## Directions for this task
Output all of the records exactly as written.

(Extracted records)
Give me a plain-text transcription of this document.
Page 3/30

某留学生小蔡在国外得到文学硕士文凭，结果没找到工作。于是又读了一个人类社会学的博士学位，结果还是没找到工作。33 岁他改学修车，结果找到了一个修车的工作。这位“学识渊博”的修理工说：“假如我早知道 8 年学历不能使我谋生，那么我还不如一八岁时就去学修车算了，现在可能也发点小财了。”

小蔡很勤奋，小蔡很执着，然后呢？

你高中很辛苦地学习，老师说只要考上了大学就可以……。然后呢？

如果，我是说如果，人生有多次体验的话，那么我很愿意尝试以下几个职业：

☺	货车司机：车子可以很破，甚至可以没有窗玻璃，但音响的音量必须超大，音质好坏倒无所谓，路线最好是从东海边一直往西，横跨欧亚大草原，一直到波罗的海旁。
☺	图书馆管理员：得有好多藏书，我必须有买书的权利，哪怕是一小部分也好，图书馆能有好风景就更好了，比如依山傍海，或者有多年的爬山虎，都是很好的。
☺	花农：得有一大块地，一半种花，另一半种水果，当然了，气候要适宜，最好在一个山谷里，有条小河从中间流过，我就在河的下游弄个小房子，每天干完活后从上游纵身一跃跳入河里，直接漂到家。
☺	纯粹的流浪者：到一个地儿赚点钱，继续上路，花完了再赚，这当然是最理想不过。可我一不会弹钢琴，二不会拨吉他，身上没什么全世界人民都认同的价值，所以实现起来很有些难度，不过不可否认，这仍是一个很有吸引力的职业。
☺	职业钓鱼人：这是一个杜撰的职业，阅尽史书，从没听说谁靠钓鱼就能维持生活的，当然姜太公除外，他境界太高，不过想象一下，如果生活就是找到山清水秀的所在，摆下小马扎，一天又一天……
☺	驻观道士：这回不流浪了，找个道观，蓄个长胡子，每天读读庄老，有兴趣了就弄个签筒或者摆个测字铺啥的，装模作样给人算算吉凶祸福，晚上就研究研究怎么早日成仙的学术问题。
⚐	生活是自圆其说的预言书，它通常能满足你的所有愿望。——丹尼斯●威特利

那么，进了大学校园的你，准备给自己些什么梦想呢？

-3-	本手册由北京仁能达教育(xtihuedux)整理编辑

## Answer to the problem
Give me a plain-text transcription of this document.
Page 3/30

某留学生小蔡在国外得到文学硕士文凭，结果没找到工作。于是又读了一个人类社会学的博士学位，结果还是没找到工作。33 岁他改学修车，结果找到了一个修车的工作。这位“学识渊博”的修理工说：“假如我早知道 8 年学历不能使我谋生，那么我还不如一八岁时就去学修车算了，现在可能也发点小财了。”

小蔡很勤奋，小蔡很执着，然后呢？

你高中很辛苦地学习，老师说只要考上了大学就可以……。然后呢？

如果，我是说如果，人生有多次体验的话，那么我很愿意尝试以下几个职业：

☺	货车司机：车子可以很破，甚至可以没有窗玻璃，但音响的音量必须超大，音质好坏倒无所谓，路线最好是从东海边一直往西，横跨欧亚大草原，一直到波罗的海旁。
☺	图书馆管理员：得有好多藏书，我必须有买书的权利，哪怕是一小部分也好，图书馆能有好风景就更好了，比如依山傍海，或者有多年的爬山虎，都是很好的。
☺	花农：得有一大块地，一半种花，另一半种水果，当然了，气候要适宜，最好在一个山谷里，有条小河从中间流过，我就在河的下游弄个小房子，每天干完活后从上游纵身一跃跳入河里，直接漂到家。
☺	纯粹的流浪者：到一个地儿赚点钱，继续上路，花完了再赚，这当然是最理想不过。可我一不会弹钢琴，二不会拨吉他，身上没什么全世界人民都认同的价值，所以实现起来很有些难度，不过不可否认，这仍是一个很有吸引力的职业。
☺	职业钓鱼人：这是一个杜撰的职业，阅尽史书，从没听说谁靠钓鱼就能维持生活的，当然姜太公除外，他境界太高，不过想象一下，如果生活就是找到山清水秀的所在，摆下小马扎，一天又一天……
☺	驻观道士：这回不流浪了，找个道观，蓄个长胡子，每天读读庄老，有兴趣了就弄个签筒或者摆个测字铺啥的，装模作样给人算算吉凶祸福，晚上就研究研究怎么早日成仙的学术问题。
⚐	生活是自圆其说的预言书，它通常能满足你的所有愿望。——丹尼斯●威特利

那么，进了大学校园的你，准备给自己些什么梦想呢？

-3-	本手册由北京仁能达教育(xtihuedux)整理编辑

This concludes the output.